**Task brief**: Continue the guide to inexpensive Baltimore-area restaurants from the point where it stops.

F is for Frugal
Pete's Grill · Trolley Stop · Fazzini's Italian Kitchen · jr. · Rallo's · Mamie's Café · Caribbean Food Carry Out · Silk Road Café · Frisco Burritos · Winterling's · Valley View Inn · Fresh
There is no place in Charm City where one can eat as cheaply or as well as at Pete's Grill (3130 Greenmount Ave. [410] 467-7698). This Waverly mainstay serves up the best $2 hamburger anywhere, period. Char and Lou Sharkey, the congenial owners, make every customer feel like one of the regulars crowding this homey diner's counter and hunkering down to lunch specials like roast turkey with homemade stuffing or pork roast with homemade sauerkraut. Don't miss the thick milk shakes, blueberry pancakes, or the home fries. Don't miss Pete's, for crying out loud.
For high-end fare at low-end prices, stop in at the rustic Trolley Stop (6 Oella Ave., Ellicott City, [410] 465-8546). There's a long list of budget-priced salads, sandwiches, and the like, but you'll want to see the ever-changing dinner menu, which on any given night might feature the likes of prime rib or lobster for less than a 10-spot. It's all good, and it's all served up in a warm, woody, circa-1830s building (which has done stints as a railroad inn and a roughneck bar) just across the Patapsco River from Ellicott City's quaint and antique-y Main Street.

**Provided information**:
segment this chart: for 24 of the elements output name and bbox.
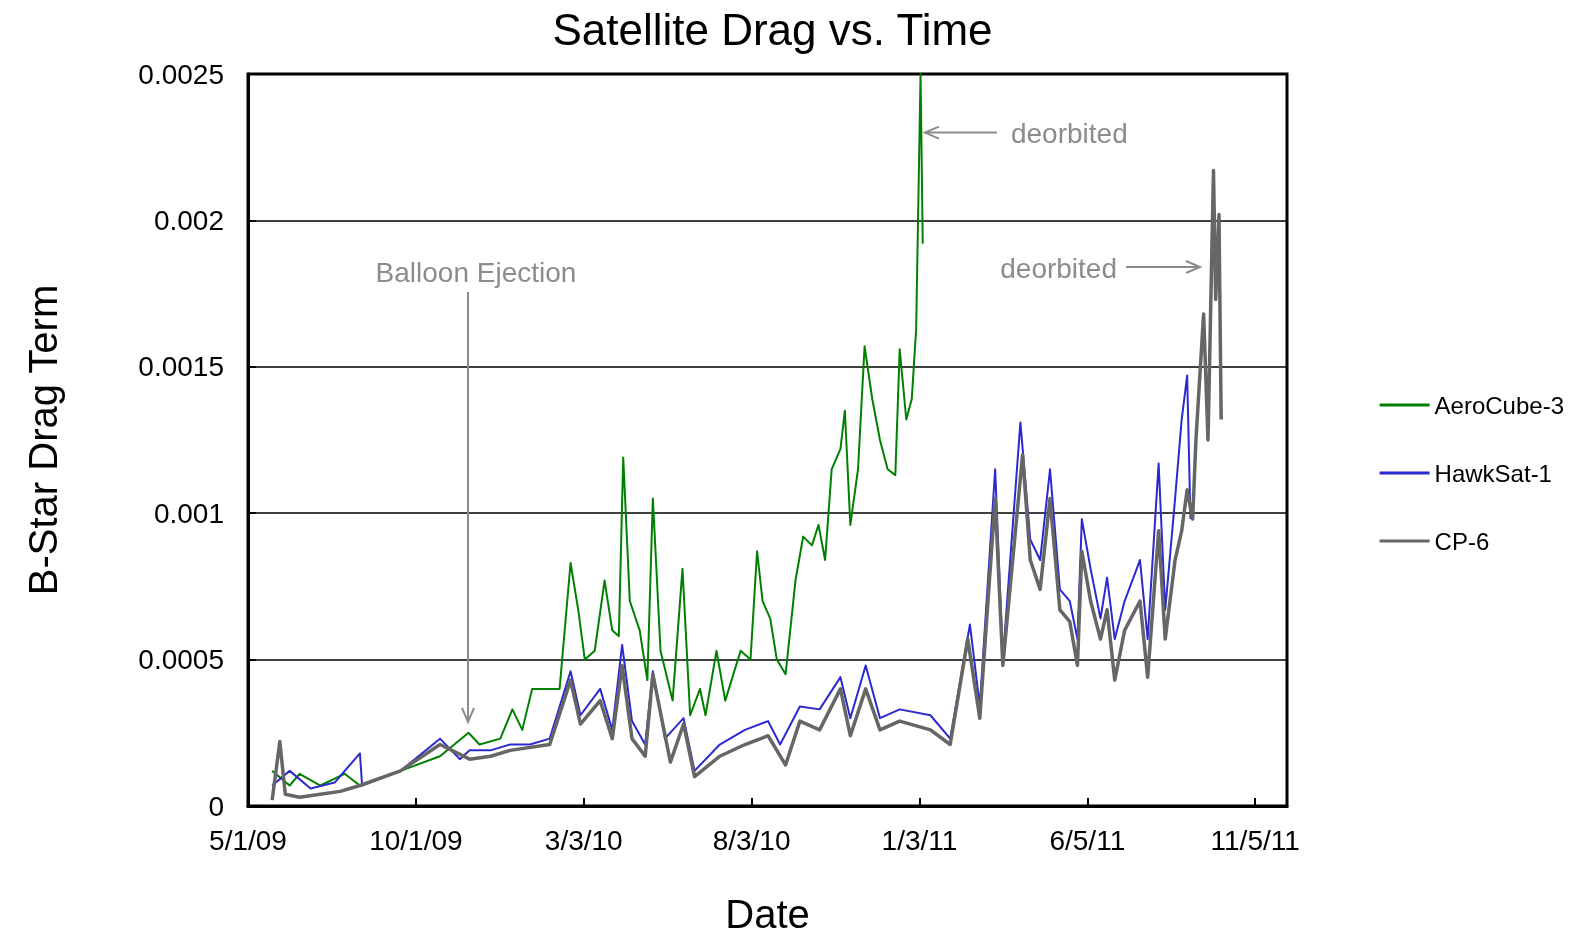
x-tick-label: 11/5/11 [1210,824,1300,856]
x-tick-label: 6/5/11 [1049,824,1126,856]
x-tick-label: 8/3/10 [712,824,791,856]
y-tick-label: 0.001 [153,497,224,529]
x-tick-label: 1/3/11 [881,824,958,856]
annotation: deorbited [1000,252,1117,284]
x-tick-label: 5/1/09 [209,824,287,856]
x-axis-title: Date [725,892,810,936]
annotation: deorbited [1010,118,1128,150]
x-tick-label: 10/1/09 [369,824,463,856]
x-tick-label: 3/3/10 [544,824,623,856]
y-tick-label: 0.0025 [138,58,224,90]
y-tick-label: 0 [208,790,224,822]
line-series [271,73,924,787]
legend-label: HawkSat-1 [1434,459,1552,487]
legend-label: CP-6 [1434,527,1490,555]
annotation: Balloon Ejection [375,256,577,288]
y-tick-label: 0.002 [153,204,224,236]
y-tick-label: 0.0015 [138,351,224,383]
chart-title: Satellite Drag vs. Time [552,4,993,54]
y-axis-title: B-Star Drag Term [21,284,65,596]
legend-label: AeroCube-3 [1434,391,1565,419]
line-series [270,168,1223,802]
y-tick-label: 0.0005 [138,644,224,676]
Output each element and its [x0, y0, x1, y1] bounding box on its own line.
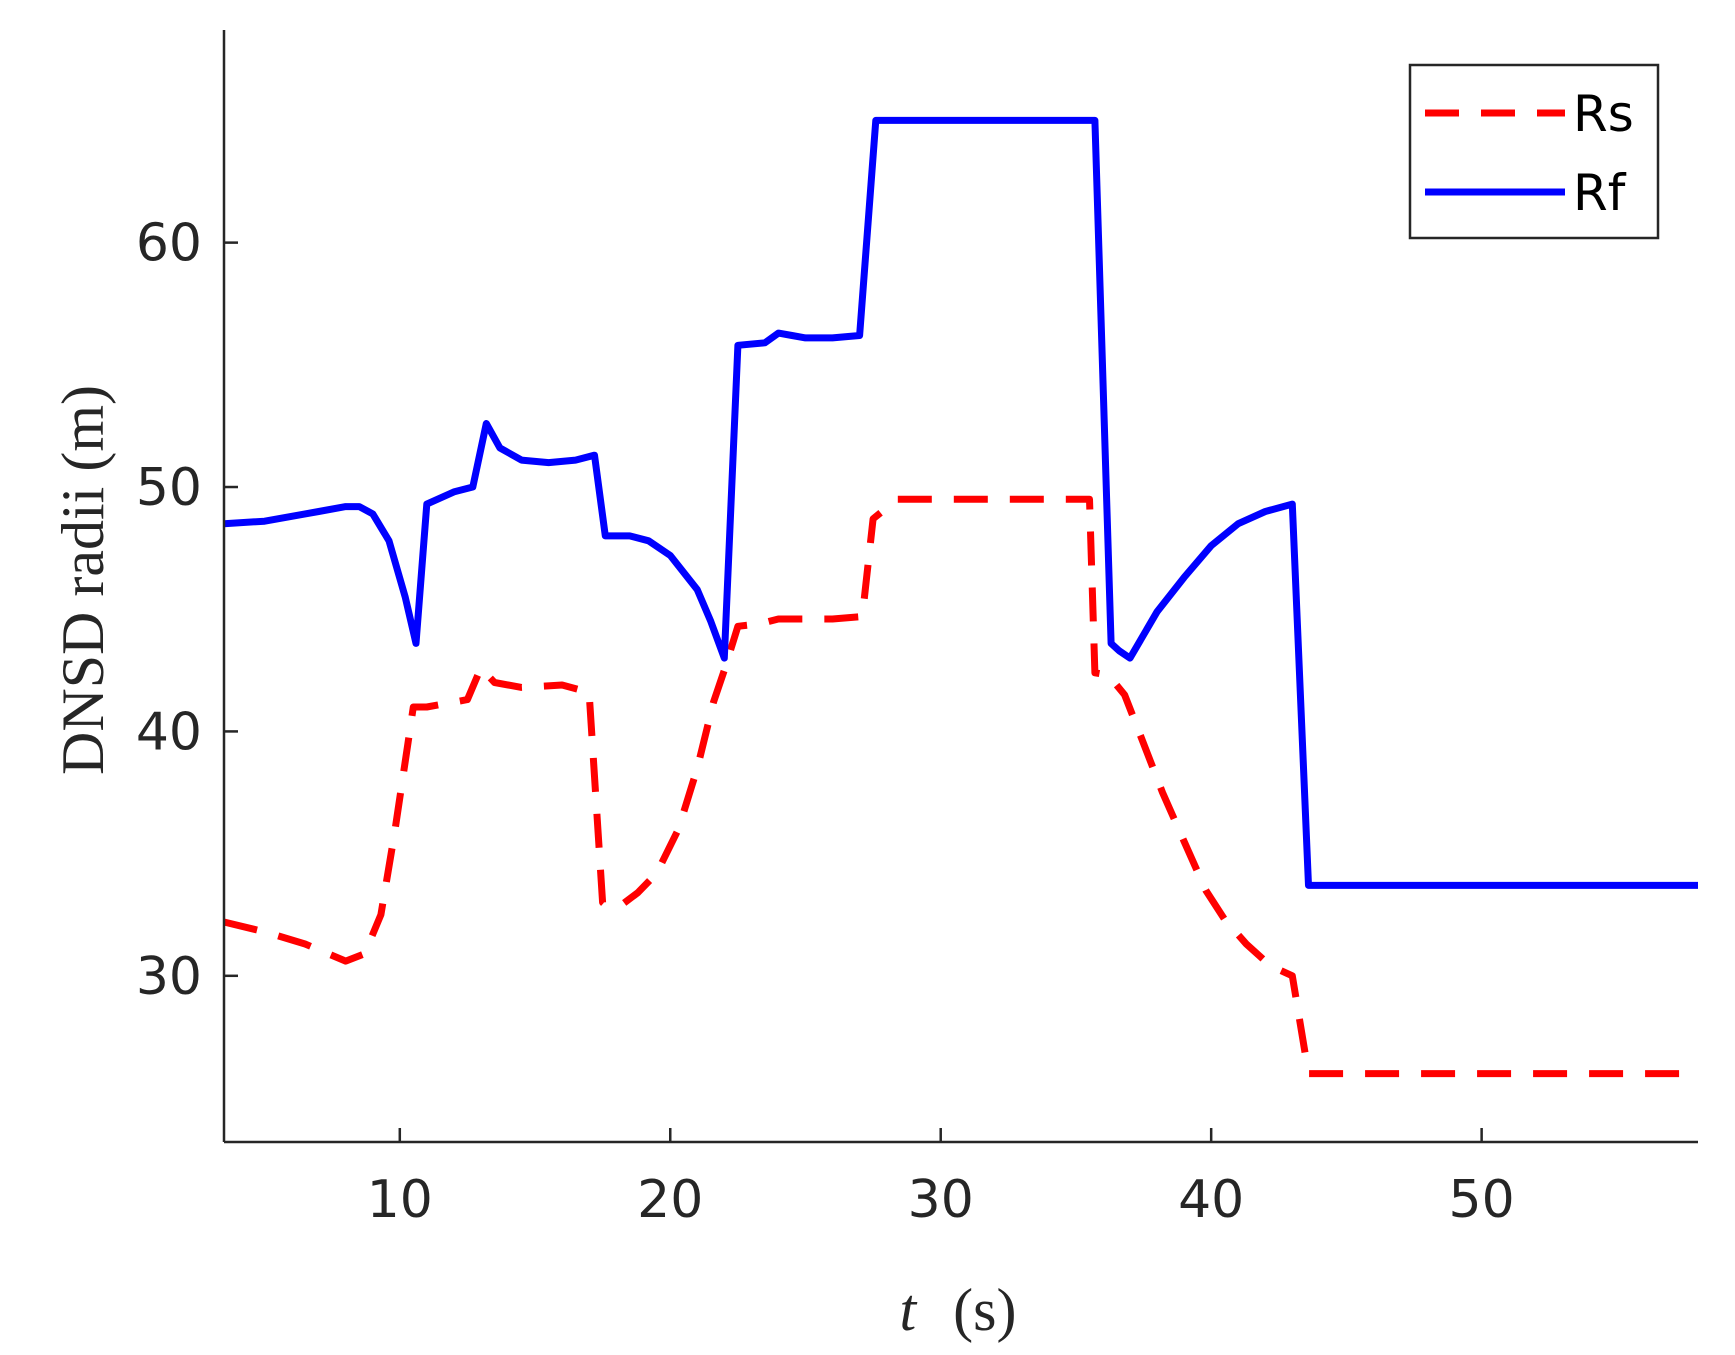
- x-tick-label: 50: [1449, 1170, 1515, 1230]
- legend: Rs Rf: [1408, 63, 1660, 240]
- x-tick-label: 30: [908, 1170, 974, 1230]
- legend-label-rf: Rf: [1573, 164, 1627, 222]
- y-tick-labels: 30 40 50 60: [136, 214, 202, 1007]
- series-line-rf: [223, 116, 1698, 889]
- y-tick-label: 50: [136, 458, 202, 518]
- x-tick-label: 20: [637, 1170, 703, 1230]
- x-tick-labels: 10 20 30 40 50: [367, 1170, 1515, 1230]
- x-tick-label: 10: [367, 1170, 433, 1230]
- x-axis-title: t (s): [900, 1277, 1017, 1343]
- y-tick-label: 30: [136, 947, 202, 1007]
- axes-layer: [222, 30, 1698, 1144]
- x-axis-unit: (s): [953, 1277, 1016, 1343]
- y-tick-label: 40: [136, 702, 202, 762]
- y-axis-title: DNSD radii (m): [50, 385, 116, 775]
- x-tick-label: 40: [1178, 1170, 1244, 1230]
- legend-box: [1408, 63, 1660, 240]
- x-axis-variable: t: [900, 1277, 918, 1343]
- y-tick-label: 60: [136, 214, 202, 274]
- legend-label-rs: Rs: [1573, 85, 1634, 143]
- series-line-rs: [223, 495, 1698, 1078]
- series-layer: [223, 116, 1698, 1078]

**Expected output**:
Its suburban strip-mall digs may be less opulent, but Fazzini's Italian Kitchen (578 Cranbrook Road, Cockeysville, [410] 667-6104) can give any Little Italy standby a run for its money foodwise, at about half the cost (or less). Outstanding homemade pasta is the metier of this family-run storefront--a pound (yes, a pound) of capellini, linguini, fettuccine, or rigatoni with choice of sauce will set you back only $7 to $9--but the soups and chicken dishes are worth sampling as well. Bring your own bottle of wine, and if they've got some, take home a box of the ambrosial honey-nut bars.
The rule at jr. (1501 Bolton St., [410] 462-9064)--a neighborhood bistro run by trendier, much pricier Spike & Charlie's--is that most dishes run less than $10. And even if you do spring for the $12 pepita-crusted salmon with sweet-potato-and-black-bean salad, you're apt to leave feeling like you've gotten away with something. From pastas and pot pies to wraps and grilled pizzas, jr.'s food is creative, carefully prepared, and does parents Spike and Charlie proud.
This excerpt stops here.